* WORK TO COMPLETE: With pictures omitted, output the records below exactly as they appear.

-------- RECORD SET --------

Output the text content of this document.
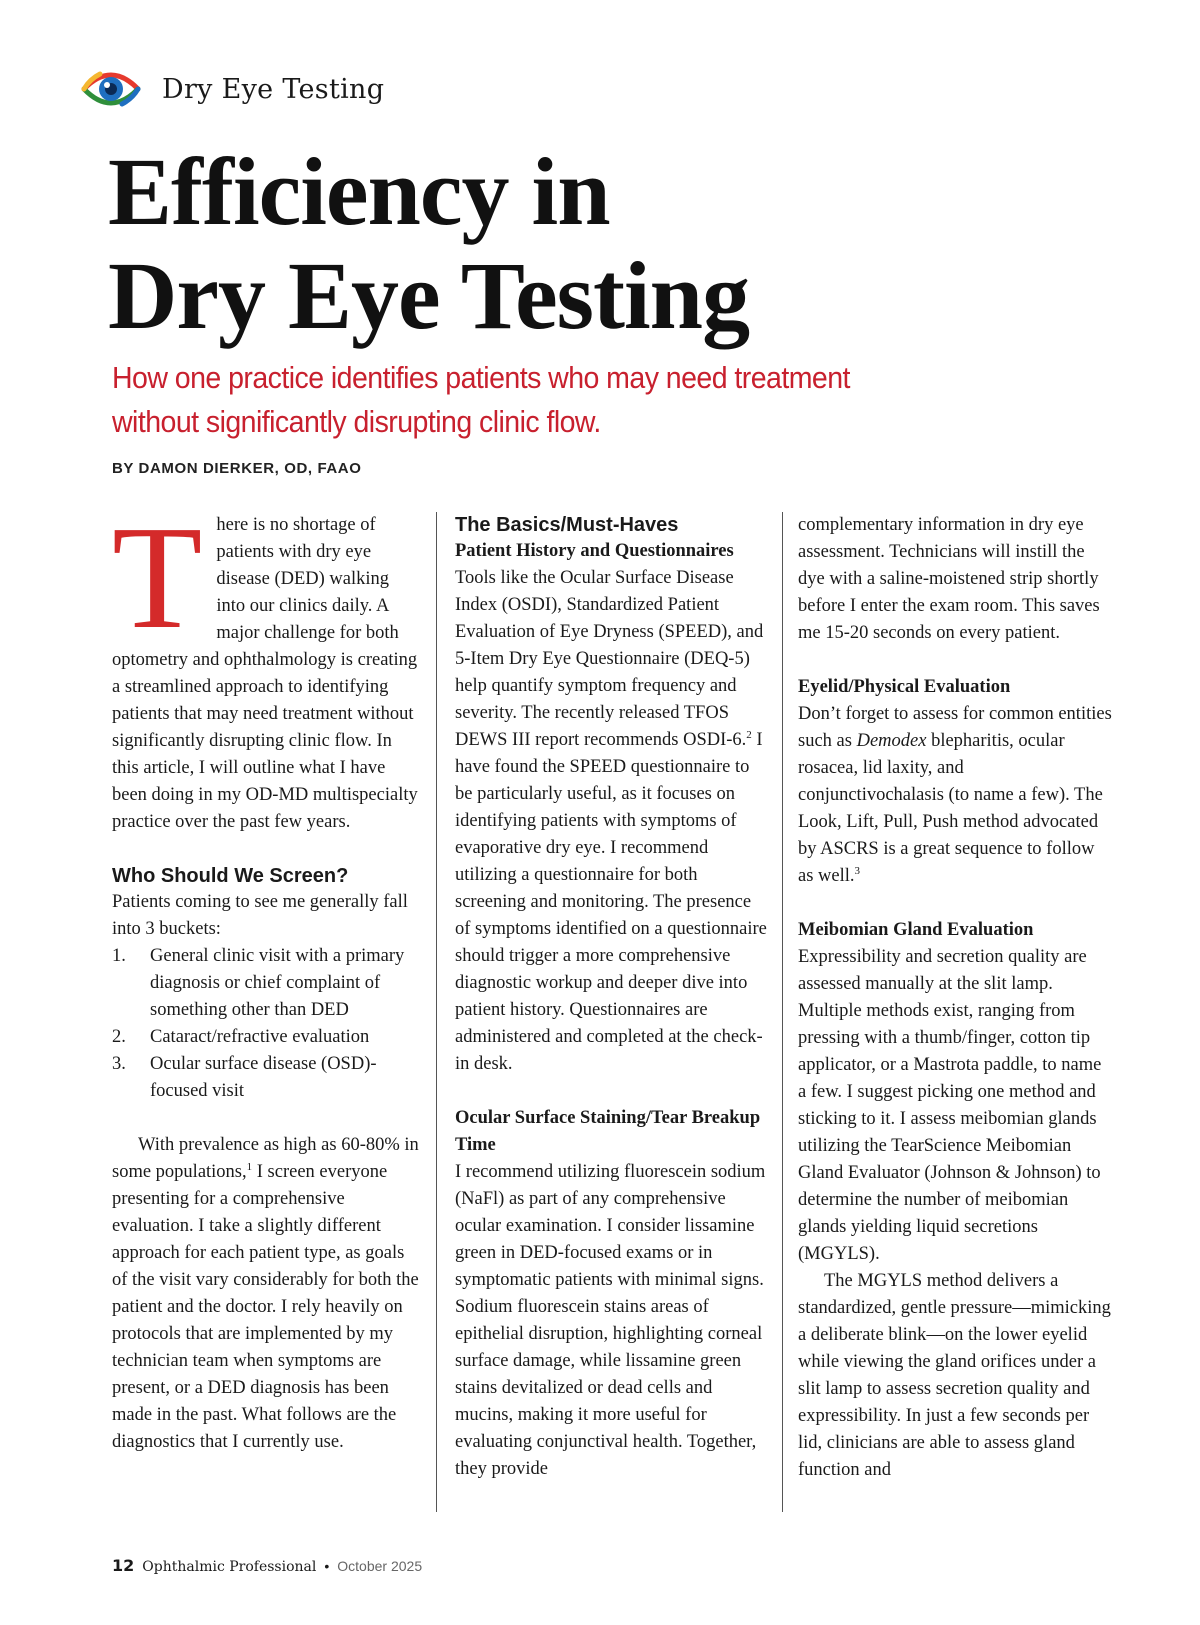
Dry Eye Testing
Efficiency in
Dry Eye Testing

How one practice identifies patients who may need treatment without significantly disrupting clinic flow.

BY DAMON DIERKER, OD, FAAO

There is no shortage of patients with dry eye disease (DED) walking into our clinics daily. A major challenge for both optometry and ophthalmology is creating a streamlined approach to identifying patients that may need treatment without significantly disrupting clinic flow. In this article, I will outline what I have been doing in my OD-MD multispecialty practice over the past few years.

Who Should We Screen?

Patients coming to see me generally fall into 3 buckets:

1.	General clinic visit with a primary diagnosis or chief complaint of something other than DED
2.	Cataract/refractive evaluation
3.	Ocular surface disease (OSD)-focused visit

With prevalence as high as 60-80% in some populations,$^1$ I screen everyone presenting for a comprehensive evaluation. I take a slightly different approach for each patient type, as goals of the visit vary considerably for both the patient and the doctor. I rely heavily on protocols that are implemented by my technician team when symptoms are present, or a DED diagnosis has been made in the past. What follows are the diagnostics that I currently use.

The Basics/Must-Haves

Patient History and Questionnaires

Tools like the Ocular Surface Disease Index (OSDI), Standardized Patient Evaluation of Eye Dryness (SPEED), and 5-Item Dry Eye Questionnaire (DEQ-5) help quantify symptom frequency and severity. The recently released TFOS DEWS III report recommends OSDI-6.$^2$ I have found the SPEED questionnaire to be particularly useful, as it focuses on identifying patients with symptoms of evaporative dry eye. I recommend utilizing a questionnaire for both screening and monitoring. The presence of symptoms identified on a questionnaire should trigger a more comprehensive diagnostic workup and deeper dive into patient history. Questionnaires are administered and completed at the check-in desk.

Ocular Surface Staining/Tear Breakup Time

I recommend utilizing fluorescein sodium (NaFl) as part of any comprehensive ocular examination. I consider lissamine green in DED-focused exams or in symptomatic patients with minimal signs. Sodium fluorescein stains areas of epithelial disruption, highlighting corneal surface damage, while lissamine green stains devitalized or dead cells and mucins, making it more useful for evaluating conjunctival health. Together, they provide

complementary information in dry eye assessment. Technicians will instill the dye with a saline-moistened strip shortly before I enter the exam room. This saves me 15-20 seconds on every patient.

Eyelid/Physical Evaluation

Don’t forget to assess for common entities such as Demodex blepharitis, ocular rosacea, lid laxity, and conjunctivochalasis (to name a few). The Look, Lift, Pull, Push method advocated by ASCRS is a great sequence to follow as well.$^3$

Meibomian Gland Evaluation

Expressibility and secretion quality are assessed manually at the slit lamp. Multiple methods exist, ranging from pressing with a thumb/finger, cotton tip applicator, or a Mastrota paddle, to name a few. I suggest picking one method and sticking to it. I assess meibomian glands utilizing the TearScience Meibomian Gland Evaluator (Johnson & Johnson) to determine the number of meibomian glands yielding liquid secretions (MGYLS).

The MGYLS method delivers a standardized, gentle pressure—mimicking a deliberate blink—on the lower eyelid while viewing the gland orifices under a slit lamp to assess secretion quality and expressibility. In just a few seconds per lid, clinicians are able to assess gland function and

12 Ophthalmic Professional • October 2025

--------

* EXERCISE OUTPUT:
Output the text content of this document.
Dry Eye Testing
Efficiency in
Dry Eye Testing

How one practice identifies patients who may need treatment without significantly disrupting clinic flow.

BY DAMON DIERKER, OD, FAAO

There is no shortage of patients with dry eye disease (DED) walking into our clinics daily. A major challenge for both optometry and ophthalmology is creating a streamlined approach to identifying patients that may need treatment without significantly disrupting clinic flow. In this article, I will outline what I have been doing in my OD-MD multispecialty practice over the past few years.

Who Should We Screen?

Patients coming to see me generally fall into 3 buckets:

1.	General clinic visit with a primary diagnosis or chief complaint of something other than DED
2.	Cataract/refractive evaluation
3.	Ocular surface disease (OSD)-focused visit

With prevalence as high as 60-80% in some populations,$^1$ I screen everyone presenting for a comprehensive evaluation. I take a slightly different approach for each patient type, as goals of the visit vary considerably for both the patient and the doctor. I rely heavily on protocols that are implemented by my technician team when symptoms are present, or a DED diagnosis has been made in the past. What follows are the diagnostics that I currently use.

The Basics/Must-Haves

Patient History and Questionnaires

Tools like the Ocular Surface Disease Index (OSDI), Standardized Patient Evaluation of Eye Dryness (SPEED), and 5-Item Dry Eye Questionnaire (DEQ-5) help quantify symptom frequency and severity. The recently released TFOS DEWS III report recommends OSDI-6.$^2$ I have found the SPEED questionnaire to be particularly useful, as it focuses on identifying patients with symptoms of evaporative dry eye. I recommend utilizing a questionnaire for both screening and monitoring. The presence of symptoms identified on a questionnaire should trigger a more comprehensive diagnostic workup and deeper dive into patient history. Questionnaires are administered and completed at the check-in desk.

Ocular Surface Staining/Tear Breakup Time

I recommend utilizing fluorescein sodium (NaFl) as part of any comprehensive ocular examination. I consider lissamine green in DED-focused exams or in symptomatic patients with minimal signs. Sodium fluorescein stains areas of epithelial disruption, highlighting corneal surface damage, while lissamine green stains devitalized or dead cells and mucins, making it more useful for evaluating conjunctival health. Together, they provide

complementary information in dry eye assessment. Technicians will instill the dye with a saline-moistened strip shortly before I enter the exam room. This saves me 15-20 seconds on every patient.

Eyelid/Physical Evaluation

Don’t forget to assess for common entities such as Demodex blepharitis, ocular rosacea, lid laxity, and conjunctivochalasis (to name a few). The Look, Lift, Pull, Push method advocated by ASCRS is a great sequence to follow as well.$^3$

Meibomian Gland Evaluation

Expressibility and secretion quality are assessed manually at the slit lamp. Multiple methods exist, ranging from pressing with a thumb/finger, cotton tip applicator, or a Mastrota paddle, to name a few. I suggest picking one method and sticking to it. I assess meibomian glands utilizing the TearScience Meibomian Gland Evaluator (Johnson & Johnson) to determine the number of meibomian glands yielding liquid secretions (MGYLS).

The MGYLS method delivers a standardized, gentle pressure—mimicking a deliberate blink—on the lower eyelid while viewing the gland orifices under a slit lamp to assess secretion quality and expressibility. In just a few seconds per lid, clinicians are able to assess gland function and

12 Ophthalmic Professional • October 2025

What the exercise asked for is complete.